▸ **Task description**
Write the entries out again exactly as they stand, but without the pictures.

-- BEGIN Stored rows --

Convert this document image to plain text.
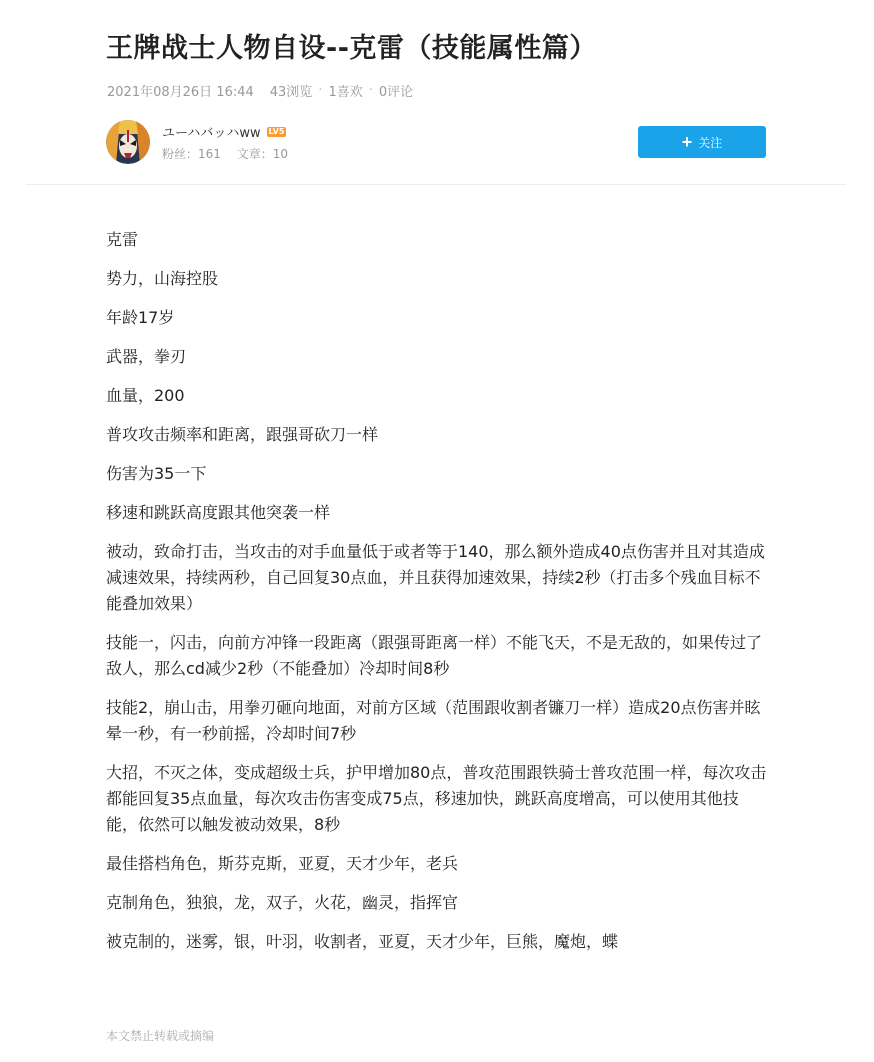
王牌战士人物自设--克雷（技能属性篇）
2021年08月26日 16:44 43浏览 · 1喜欢 · 0评论
ユーハバッハww LV5
粉丝：161 文章：10
+ 关注

克雷

势力，山海控股

年龄17岁

武器，拳刃

血量，200

普攻攻击频率和距离，跟强哥砍刀一样

伤害为35一下

移速和跳跃高度跟其他突袭一样

被动，致命打击，当攻击的对手血量低于或者等于140，那么额外造成40点伤害并且对其造成减速效果，持续两秒，自己回复30点血，并且获得加速效果，持续2秒（打击多个残血目标不能叠加效果）

技能一，闪击，向前方冲锋一段距离（跟强哥距离一样）不能飞天，不是无敌的，如果传过了敌人，那么cd减少2秒（不能叠加）冷却时间8秒

技能2，崩山击，用拳刃砸向地面，对前方区域（范围跟收割者镰刀一样）造成20点伤害并眩晕一秒，有一秒前摇，冷却时间7秒

大招，不灭之体，变成超级士兵，护甲增加80点，普攻范围跟铁骑士普攻范围一样，每次攻击都能回复35点血量，每次攻击伤害变成75点，移速加快，跳跃高度增高，可以使用其他技能，依然可以触发被动效果，8秒

最佳搭档角色，斯芬克斯，亚夏，天才少年，老兵

克制角色，独狼，龙，双子，火花，幽灵，指挥官

被克制的，迷雾，银，叶羽，收割者，亚夏，天才少年，巨熊，魔炮，蝶

本文禁止转载或摘编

-- END Stored rows --

▸ **Exercise answer**
Convert this document image to plain text.
王牌战士人物自设--克雷（技能属性篇）
2021年08月26日 16:44 43浏览 · 1喜欢 · 0评论
ユーハバッハww LV5
粉丝：161 文章：10
+ 关注

克雷

势力，山海控股

年龄17岁

武器，拳刃

血量，200

普攻攻击频率和距离，跟强哥砍刀一样

伤害为35一下

移速和跳跃高度跟其他突袭一样

被动，致命打击，当攻击的对手血量低于或者等于140，那么额外造成40点伤害并且对其造成减速效果，持续两秒，自己回复30点血，并且获得加速效果，持续2秒（打击多个残血目标不能叠加效果）

技能一，闪击，向前方冲锋一段距离（跟强哥距离一样）不能飞天，不是无敌的，如果传过了敌人，那么cd减少2秒（不能叠加）冷却时间8秒

技能2，崩山击，用拳刃砸向地面，对前方区域（范围跟收割者镰刀一样）造成20点伤害并眩晕一秒，有一秒前摇，冷却时间7秒

大招，不灭之体，变成超级士兵，护甲增加80点，普攻范围跟铁骑士普攻范围一样，每次攻击都能回复35点血量，每次攻击伤害变成75点，移速加快，跳跃高度增高，可以使用其他技能，依然可以触发被动效果，8秒

最佳搭档角色，斯芬克斯，亚夏，天才少年，老兵

克制角色，独狼，龙，双子，火花，幽灵，指挥官

被克制的，迷雾，银，叶羽，收割者，亚夏，天才少年，巨熊，魔炮，蝶

本文禁止转载或摘编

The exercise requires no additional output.